Exercise → Count the lines below that contain the word "items". Give only the number.

[Extracted records]
· · · · · · ·

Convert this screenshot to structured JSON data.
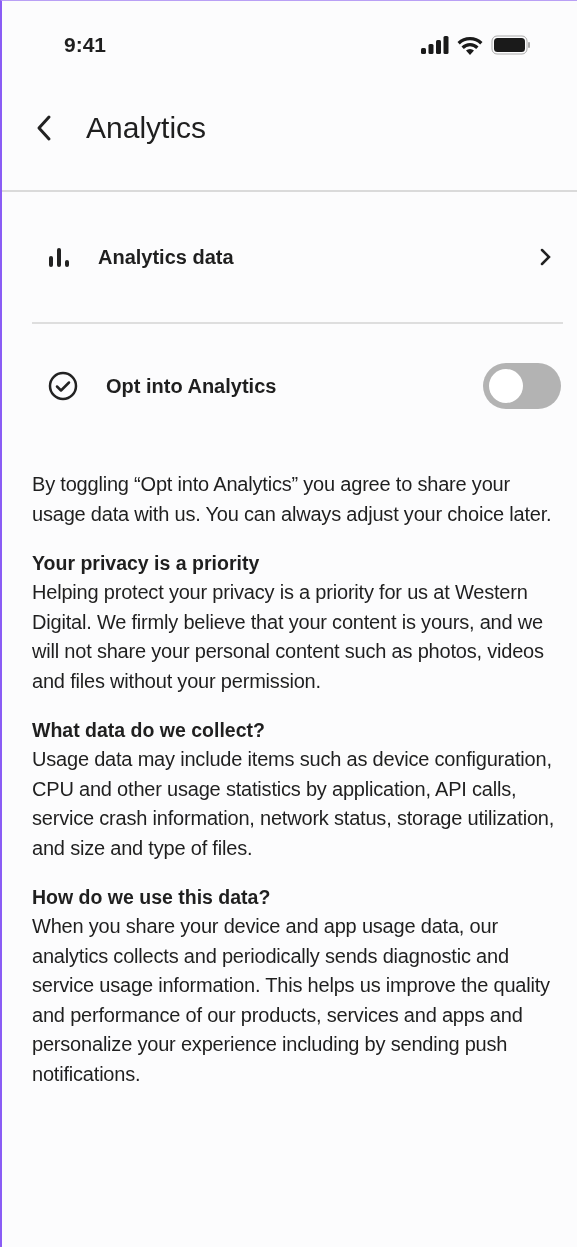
{
  "status_bar": {
    "time": "9:41"
  },
  "header": {
    "title": "Analytics"
  },
  "rows": [
    {
      "kind": "link",
      "label": "Analytics data"
    },
    {
      "kind": "toggle",
      "label": "Opt into Analytics",
      "on": false
    }
  ],
  "intro": "By toggling “Opt into Analytics” you agree to share your usage data with us. You can always adjust your choice later.",
  "sections": [
    {
      "heading": "Your privacy is a priority",
      "body": "Helping protect your privacy is a priority for us at Western Digital. We firmly believe that your content is yours, and we will not share your personal content such as photos, videos and files without your permission."
    },
    {
      "heading": "What data do we collect?",
      "body": "Usage data may include items such as device configuration, CPU and other usage statistics by application, API calls, service crash information, network status, storage utilization, and size and type of files."
    },
    {
      "heading": "How do we use this data?",
      "body": "When you share your device and app usage data, our analytics collects and periodically sends diagnostic and service usage information. This helps us improve the quality and performance of our products, services and apps and personalize your experience including by sending push notifications."
    }
  ]
}
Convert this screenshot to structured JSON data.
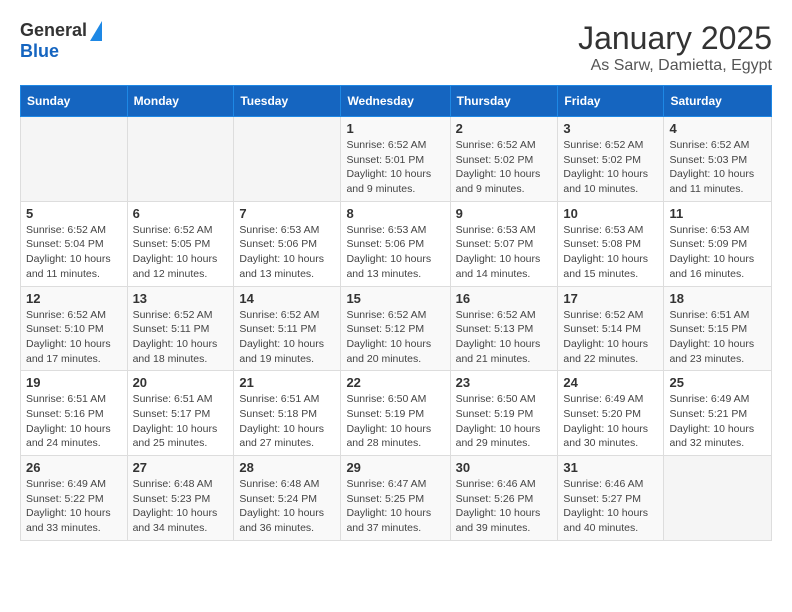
{
  "logo": {
    "general": "General",
    "blue": "Blue"
  },
  "title": "January 2025",
  "subtitle": "As Sarw, Damietta, Egypt",
  "weekdays": [
    "Sunday",
    "Monday",
    "Tuesday",
    "Wednesday",
    "Thursday",
    "Friday",
    "Saturday"
  ],
  "weeks": [
    [
      {
        "day": "",
        "info": ""
      },
      {
        "day": "",
        "info": ""
      },
      {
        "day": "",
        "info": ""
      },
      {
        "day": "1",
        "info": "Sunrise: 6:52 AM\nSunset: 5:01 PM\nDaylight: 10 hours and 9 minutes."
      },
      {
        "day": "2",
        "info": "Sunrise: 6:52 AM\nSunset: 5:02 PM\nDaylight: 10 hours and 9 minutes."
      },
      {
        "day": "3",
        "info": "Sunrise: 6:52 AM\nSunset: 5:02 PM\nDaylight: 10 hours and 10 minutes."
      },
      {
        "day": "4",
        "info": "Sunrise: 6:52 AM\nSunset: 5:03 PM\nDaylight: 10 hours and 11 minutes."
      }
    ],
    [
      {
        "day": "5",
        "info": "Sunrise: 6:52 AM\nSunset: 5:04 PM\nDaylight: 10 hours and 11 minutes."
      },
      {
        "day": "6",
        "info": "Sunrise: 6:52 AM\nSunset: 5:05 PM\nDaylight: 10 hours and 12 minutes."
      },
      {
        "day": "7",
        "info": "Sunrise: 6:53 AM\nSunset: 5:06 PM\nDaylight: 10 hours and 13 minutes."
      },
      {
        "day": "8",
        "info": "Sunrise: 6:53 AM\nSunset: 5:06 PM\nDaylight: 10 hours and 13 minutes."
      },
      {
        "day": "9",
        "info": "Sunrise: 6:53 AM\nSunset: 5:07 PM\nDaylight: 10 hours and 14 minutes."
      },
      {
        "day": "10",
        "info": "Sunrise: 6:53 AM\nSunset: 5:08 PM\nDaylight: 10 hours and 15 minutes."
      },
      {
        "day": "11",
        "info": "Sunrise: 6:53 AM\nSunset: 5:09 PM\nDaylight: 10 hours and 16 minutes."
      }
    ],
    [
      {
        "day": "12",
        "info": "Sunrise: 6:52 AM\nSunset: 5:10 PM\nDaylight: 10 hours and 17 minutes."
      },
      {
        "day": "13",
        "info": "Sunrise: 6:52 AM\nSunset: 5:11 PM\nDaylight: 10 hours and 18 minutes."
      },
      {
        "day": "14",
        "info": "Sunrise: 6:52 AM\nSunset: 5:11 PM\nDaylight: 10 hours and 19 minutes."
      },
      {
        "day": "15",
        "info": "Sunrise: 6:52 AM\nSunset: 5:12 PM\nDaylight: 10 hours and 20 minutes."
      },
      {
        "day": "16",
        "info": "Sunrise: 6:52 AM\nSunset: 5:13 PM\nDaylight: 10 hours and 21 minutes."
      },
      {
        "day": "17",
        "info": "Sunrise: 6:52 AM\nSunset: 5:14 PM\nDaylight: 10 hours and 22 minutes."
      },
      {
        "day": "18",
        "info": "Sunrise: 6:51 AM\nSunset: 5:15 PM\nDaylight: 10 hours and 23 minutes."
      }
    ],
    [
      {
        "day": "19",
        "info": "Sunrise: 6:51 AM\nSunset: 5:16 PM\nDaylight: 10 hours and 24 minutes."
      },
      {
        "day": "20",
        "info": "Sunrise: 6:51 AM\nSunset: 5:17 PM\nDaylight: 10 hours and 25 minutes."
      },
      {
        "day": "21",
        "info": "Sunrise: 6:51 AM\nSunset: 5:18 PM\nDaylight: 10 hours and 27 minutes."
      },
      {
        "day": "22",
        "info": "Sunrise: 6:50 AM\nSunset: 5:19 PM\nDaylight: 10 hours and 28 minutes."
      },
      {
        "day": "23",
        "info": "Sunrise: 6:50 AM\nSunset: 5:19 PM\nDaylight: 10 hours and 29 minutes."
      },
      {
        "day": "24",
        "info": "Sunrise: 6:49 AM\nSunset: 5:20 PM\nDaylight: 10 hours and 30 minutes."
      },
      {
        "day": "25",
        "info": "Sunrise: 6:49 AM\nSunset: 5:21 PM\nDaylight: 10 hours and 32 minutes."
      }
    ],
    [
      {
        "day": "26",
        "info": "Sunrise: 6:49 AM\nSunset: 5:22 PM\nDaylight: 10 hours and 33 minutes."
      },
      {
        "day": "27",
        "info": "Sunrise: 6:48 AM\nSunset: 5:23 PM\nDaylight: 10 hours and 34 minutes."
      },
      {
        "day": "28",
        "info": "Sunrise: 6:48 AM\nSunset: 5:24 PM\nDaylight: 10 hours and 36 minutes."
      },
      {
        "day": "29",
        "info": "Sunrise: 6:47 AM\nSunset: 5:25 PM\nDaylight: 10 hours and 37 minutes."
      },
      {
        "day": "30",
        "info": "Sunrise: 6:46 AM\nSunset: 5:26 PM\nDaylight: 10 hours and 39 minutes."
      },
      {
        "day": "31",
        "info": "Sunrise: 6:46 AM\nSunset: 5:27 PM\nDaylight: 10 hours and 40 minutes."
      },
      {
        "day": "",
        "info": ""
      }
    ]
  ]
}
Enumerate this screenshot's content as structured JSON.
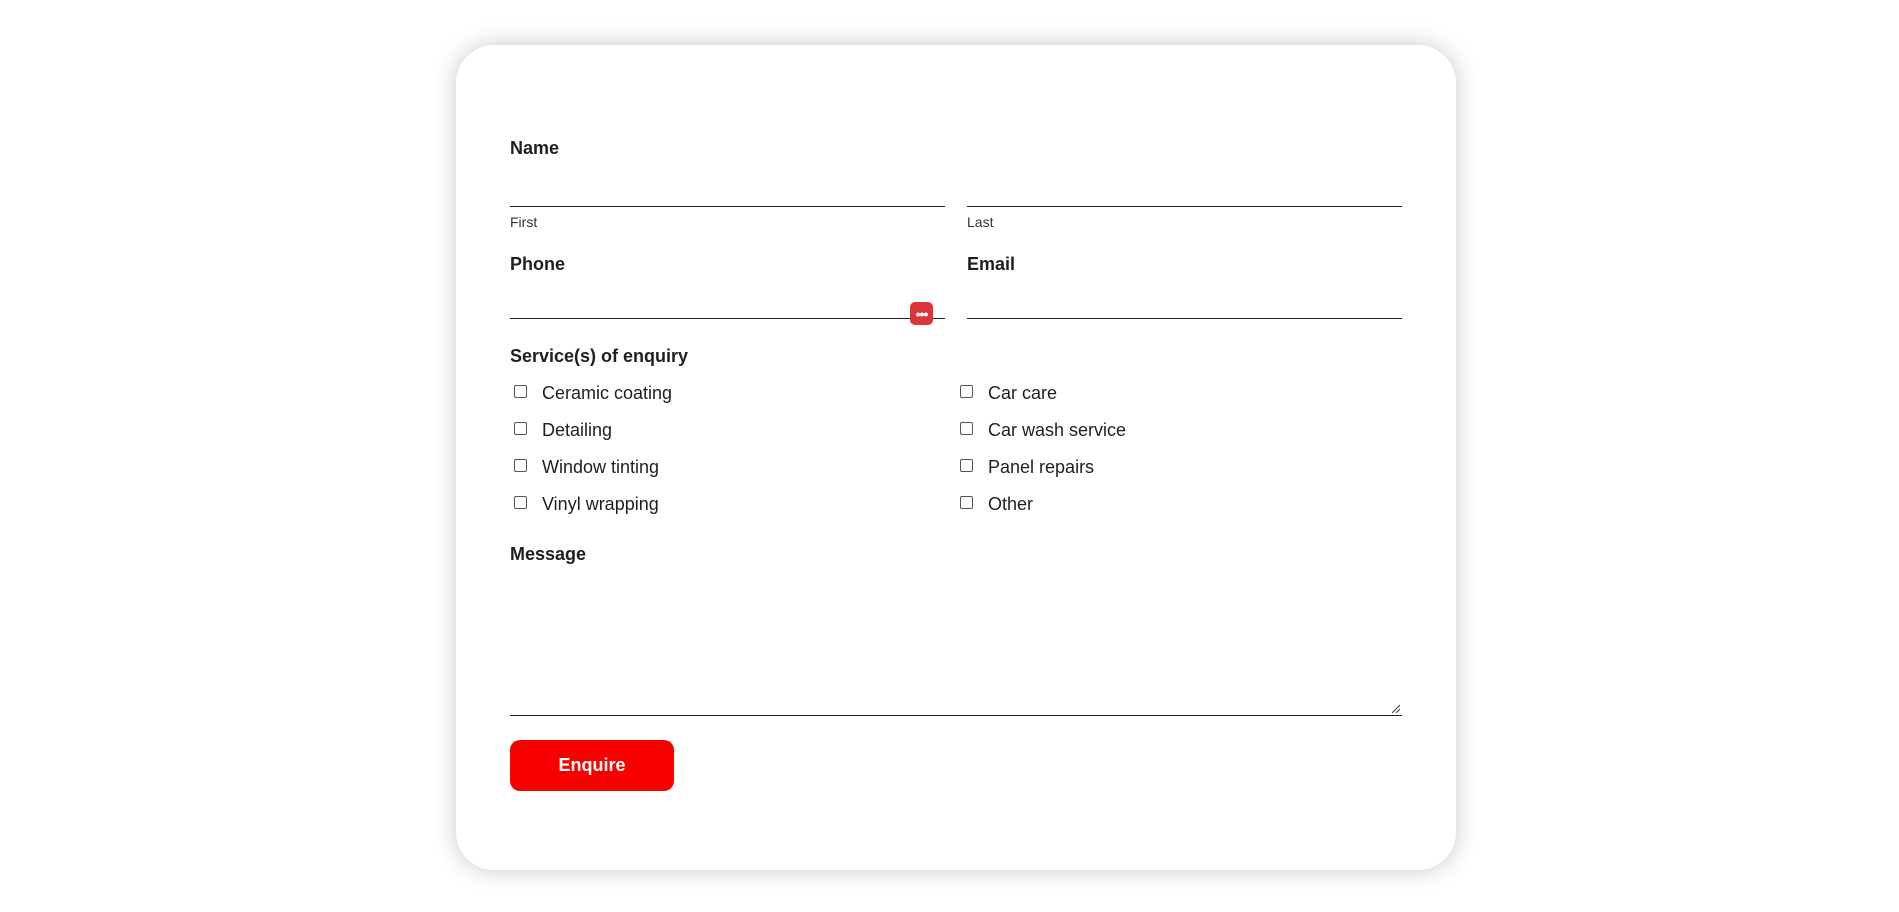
{
  "form": {
    "name": {
      "label": "Name",
      "first_sublabel": "First",
      "last_sublabel": "Last",
      "first_value": "",
      "last_value": ""
    },
    "phone": {
      "label": "Phone",
      "value": "",
      "autofill_icon": "password-manager-icon"
    },
    "email": {
      "label": "Email",
      "value": ""
    },
    "services": {
      "label": "Service(s) of enquiry",
      "left": [
        {
          "label": "Ceramic coating",
          "checked": false
        },
        {
          "label": "Detailing",
          "checked": false
        },
        {
          "label": "Window tinting",
          "checked": false
        },
        {
          "label": "Vinyl wrapping",
          "checked": false
        }
      ],
      "right": [
        {
          "label": "Car care",
          "checked": false
        },
        {
          "label": "Car wash service",
          "checked": false
        },
        {
          "label": "Panel repairs",
          "checked": false
        },
        {
          "label": "Other",
          "checked": false
        }
      ]
    },
    "message": {
      "label": "Message",
      "value": ""
    },
    "submit_label": "Enquire"
  },
  "colors": {
    "accent": "#f60000",
    "autofill_icon_bg": "#d9353b",
    "text": "#1f1f1f"
  }
}
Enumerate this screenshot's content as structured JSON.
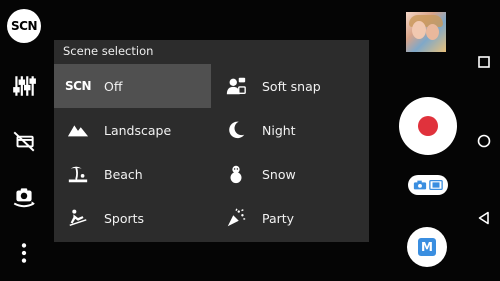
{
  "left_rail": {
    "scn_badge": "SCN",
    "icons": [
      "settings-sliders-icon",
      "flash-off-icon",
      "switch-camera-icon",
      "more-options-icon"
    ]
  },
  "scene_panel": {
    "title": "Scene selection",
    "selected": "Off",
    "items": [
      {
        "label": "Off",
        "icon": "scn-text-icon",
        "icon_text": "SCN"
      },
      {
        "label": "Soft snap",
        "icon": "soft-snap-icon"
      },
      {
        "label": "Landscape",
        "icon": "landscape-icon"
      },
      {
        "label": "Night",
        "icon": "night-icon"
      },
      {
        "label": "Beach",
        "icon": "beach-icon"
      },
      {
        "label": "Snow",
        "icon": "snow-icon"
      },
      {
        "label": "Sports",
        "icon": "sports-icon"
      },
      {
        "label": "Party",
        "icon": "party-icon"
      }
    ]
  },
  "right_controls": {
    "thumbnail": "last-photo-thumbnail",
    "record_button": "record-button",
    "mode_switch": "photo-video-switch",
    "manual_mode": "M"
  },
  "colors": {
    "panel_bg": "#2c2c2c",
    "selected_bg": "#505050",
    "record_red": "#e0323c",
    "manual_blue": "#3a8ee0"
  },
  "nav_bar": [
    "recents-square-icon",
    "home-circle-icon",
    "back-triangle-icon"
  ]
}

· · · · · · ·

Task solution → 2